## Page text
This is my daily, and while I'd love for it to be quicker, I have to be careful I don't go crazy.

Because of what's happened, I've had to put my 280z 2JZ NA-T project further on the back burner...

I have the DET ECU, but the motor harness has been mangled. That's ok though as I've made many engine harness before (granted, most were for stand alone apps). You run VEMS right? I've been megasquirting Zs for 5 years now, maybe I'll just do that instead...
2008-08-25 17:46:44
#12
Originally Posted by mafoose
Could I switch out the head or is the cam switch the only way to go?
I'm not entirely sure. =/

Originally Posted by mafoose
You run VEMS right?
Sure do.
2008-08-29 19:21:59
#13
After reading my eyes out, apparently the bluebird harness is practically the same as the FWD SR20DE harness. All I have to switch out is the ECU.

I've got the donor car, it's in worse shape then I thought, so instead of fixing that I'm going to put the SR20DET into my 93.

If I have the time/space, I'm going to fix the DE and put it in my 71 Honda N600 in the rear. That'll be a rocket...

Starting to rip the engine out today. Pictures will follow...
2008-08-31 06:48:30
#14
Removing the axles is a sinch by unbolting the strut housing to the knuckle, cranking the wheel to the appropriate side, and presto! It's out!

Also, removing the axle nut is a lot easier with the tires on and the car on the ground (or ramps). For archival sake, B13 axle nuts are 32mm (1 1/4 in) and P10 nuts are 36mm (1.5in).

Removing the engine from the bottom was a bitch without a hoist. I'm getting one tomorrow to hopefully finish up. The engine in the SE-R is out, and the G20, I just need the axles, shift linkage and mounts and it's out. Hopefully going to be running around boosted tomorrow!
2008-09-01 06:16:08
#15
Engine is in and bolted up with the old harness (the original harness out of the G20 was destroyed beyond repair).

All that's left is fluids, electrical connectors, IC piping, and axles. Woo!
Should be running boosted tomorrow!
2008-09-02 20:14:57
#16
It Lives!!!
2008-09-02 21:07:22
#17
Awesome! It's taken me 5 years and I'm still not boosted. You did it in the span of a few days. Something is wrong here. =]

Can't believe you did it with the help of my 10 minute, literally out of my own аss, how-to list.
2008-09-03 05:46:16
#18
Your list was a lifesaver!
The FSM for these cars seems a little convoluted to me, and your list basically made it so that I didn't have to remove what I didn't need to. We pulled the SE-R's engine through the bottom, the G20's through the top (it SUCKED), and dropped in the DET from the bottom.

## Information shown
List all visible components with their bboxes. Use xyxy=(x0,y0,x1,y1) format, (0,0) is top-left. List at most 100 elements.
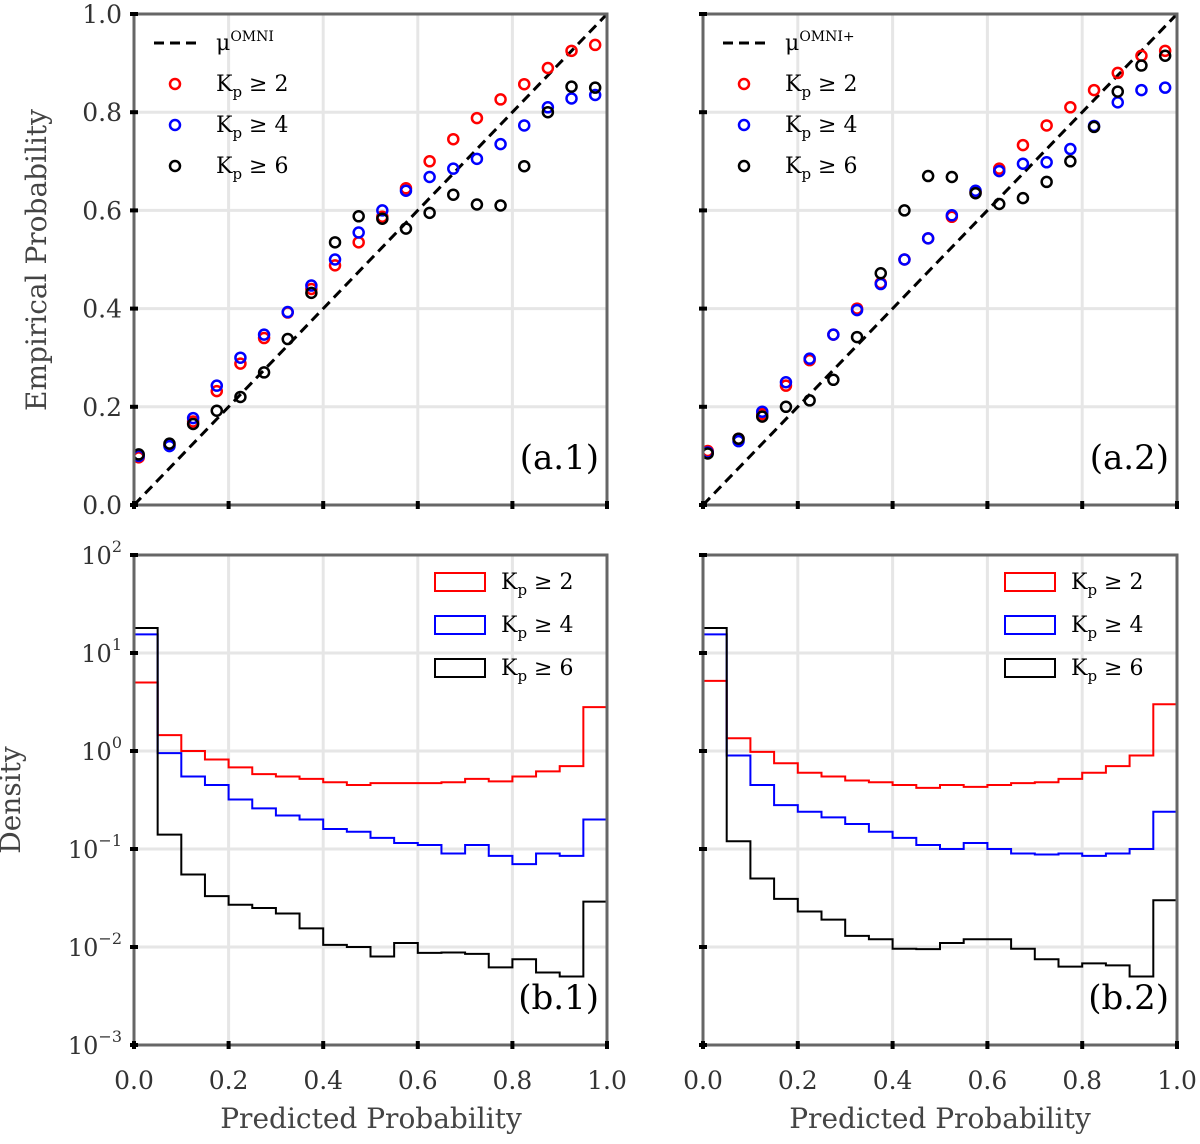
y-tick-label: 0.8 xyxy=(82,98,122,127)
data-point xyxy=(850,330,864,344)
legend-label-kp2: Kp ≥ 2 xyxy=(785,72,857,101)
data-point xyxy=(494,137,507,151)
legend-swatch-kp6 xyxy=(434,658,486,678)
data-point xyxy=(281,305,294,319)
axes-frame xyxy=(701,12,1179,507)
legend-marker-kp4 xyxy=(168,118,182,132)
legend-marker-kp2 xyxy=(168,77,182,91)
data-point xyxy=(210,384,224,398)
data-point xyxy=(281,332,294,346)
legend-label-kp4: Kp ≥ 4 xyxy=(1071,613,1143,642)
series-kp2 xyxy=(701,44,1172,458)
data-point xyxy=(993,197,1006,211)
x-tick-label: 0.6 xyxy=(398,1066,438,1095)
y-tick-label: 102 xyxy=(81,537,122,570)
data-point xyxy=(376,212,389,225)
x-tick-label: 0.2 xyxy=(778,1066,818,1095)
data-point xyxy=(779,376,793,389)
histogram-kp2 xyxy=(702,679,1178,1045)
data-point xyxy=(1087,120,1101,134)
data-point xyxy=(1040,119,1053,132)
axes-frame xyxy=(701,553,1179,1047)
data-point xyxy=(803,352,816,365)
x-tick-label: 0.8 xyxy=(493,1066,533,1095)
data-point xyxy=(447,162,460,175)
reference-line xyxy=(132,12,609,507)
data-point xyxy=(1111,96,1124,109)
x-tick-label: 0.0 xyxy=(114,1066,154,1095)
data-point xyxy=(328,259,342,272)
data-point xyxy=(1064,155,1077,168)
data-point xyxy=(399,222,413,235)
y-tick-label: 0.0 xyxy=(82,491,122,520)
legend-marker-kp2 xyxy=(737,77,751,91)
data-point xyxy=(827,328,840,341)
data-point xyxy=(1158,81,1172,94)
top-y-axis-label: Empirical Probability xyxy=(20,109,53,411)
data-point xyxy=(1135,59,1148,72)
y-tick-label: 100 xyxy=(81,733,122,766)
data-point xyxy=(210,404,224,417)
data-point xyxy=(969,186,982,200)
data-point xyxy=(234,390,247,404)
axes-frame xyxy=(132,12,609,507)
reference-line xyxy=(701,12,1179,507)
data-point xyxy=(447,132,460,146)
data-point xyxy=(305,279,318,292)
legend-label-kp4: Kp ≥ 4 xyxy=(785,113,857,142)
data-point xyxy=(588,88,602,102)
legend-swatch-kp6 xyxy=(1004,658,1056,678)
y-tick-label: 10−1 xyxy=(68,831,122,864)
panel-label: (b.1) xyxy=(518,978,599,1018)
data-point xyxy=(376,204,389,217)
data-point xyxy=(565,92,578,105)
panel-label: (b.2) xyxy=(1088,978,1169,1018)
series-kp6 xyxy=(132,80,602,461)
data-point xyxy=(779,400,793,414)
legend-label-kp2: Kp ≥ 2 xyxy=(501,570,573,599)
axes-frame xyxy=(132,553,609,1047)
data-point xyxy=(399,184,413,198)
data-point xyxy=(1016,157,1030,171)
data-point xyxy=(541,101,555,114)
data-point xyxy=(827,373,840,387)
data-point xyxy=(494,93,507,106)
y-tick-label: 0.4 xyxy=(82,295,122,324)
data-point xyxy=(1016,138,1030,152)
data-point xyxy=(1064,142,1077,156)
histogram-kp6 xyxy=(133,626,608,1045)
data-point xyxy=(565,44,578,58)
data-point xyxy=(1087,83,1101,97)
data-point xyxy=(1111,85,1124,98)
data-point xyxy=(447,188,460,201)
histogram-kp6 xyxy=(702,626,1178,1045)
legend-label-kp2: Kp ≥ 2 xyxy=(216,72,288,101)
data-point xyxy=(541,61,555,75)
data-point xyxy=(588,81,602,94)
data-point xyxy=(257,366,271,379)
data-point xyxy=(1040,175,1053,189)
legend-swatch-kp2 xyxy=(1004,572,1056,592)
data-point xyxy=(756,410,769,423)
data-point xyxy=(470,198,484,211)
data-point xyxy=(234,351,247,364)
data-point xyxy=(756,405,769,418)
data-point xyxy=(1064,101,1077,114)
data-point xyxy=(352,226,365,239)
y-tick-label: 0.2 xyxy=(82,393,122,422)
y-tick-label: 10−2 xyxy=(68,929,122,962)
data-point xyxy=(517,119,531,132)
data-point xyxy=(423,155,436,168)
data-point xyxy=(186,411,200,425)
x-tick-label: 1.0 xyxy=(587,1066,627,1095)
legend-reference-label: μOMNI xyxy=(216,29,274,56)
legend-label-kp4: Kp ≥ 4 xyxy=(501,613,573,642)
series-kp4 xyxy=(132,88,602,463)
legend-label-kp4: Kp ≥ 4 xyxy=(216,113,288,142)
panel-a2: μOMNI+ Kp ≥ 2 Kp ≥ 4 Kp ≥ 6 (a.2) xyxy=(699,12,1179,509)
legend-marker-kp4 xyxy=(737,118,751,132)
series-kp4 xyxy=(701,81,1172,459)
y-tick-label: 1.0 xyxy=(82,0,122,29)
legend-marker-kp6 xyxy=(737,159,751,173)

## Instructions
[1] In the engine-swap thread, shorten the paragraph beginning "Also, removing the axle nut" while keeping its main facts.
[2] According to the engine-swap thread, why was the how-to list a lifesaver? Answer in one to three sentences.
[3] Continue the engine-swap thread from the point where it stops.

## Answers to the problems
[1] The axle nut comes off more easily with the tires on and the car on the ground or on ramps. B13 axle nuts are 32mm (1 1/4 in), and P10 nuts are 36mm (1.5 in).

[2] The poster found the FSM for these cars a little convoluted. The list meant they didn't have to remove parts they didn't need to remove.

[3]
The DET and G20 ECUs both had burnt traces, so I opened up the DET one and jumped the burnt traces (2 on top, one on the bottom). The car runs and drives, but I'm afraid to open it up (it is my DD after all...). But it sure lights up those stock size tires!

Now I have to go boost leak hunting... I know I have one in my MAF tubing (used flex tubing to drive it home, and a part got a rip), 1 in the recirc fitting, and another in the fast idle valve. That's just preliminary though...

Also, it seems that my turbo might be burning some oil, I'm going to change the PCV and see if that helps. Do these engines have a block breather? I didn't look for one, and I'm hoping they don't as I might be pressurizing the block.

I did it mostly by myself, worked Friday afternoon, and most of Sat, Sun, and Monday. Got it driving this afternoon. Just needs the bumper and the hood put back on. Oh, and the ECU needs to be bolted down.

Just easy stuff!

Onto the pics:




Yea yea it's dirty... I'm going to degrease the heck out of it. I'm also going to get my spare VC powdercoated bronze, as I think bronze wheels on a white SE-R look trick! With all this work, I might as well do coilovers to lower the thing... I think I'm a glutton for punishment... (My 280z is currently getting coilovers, big brakes, and I just finished rewiring it. All parts I designed).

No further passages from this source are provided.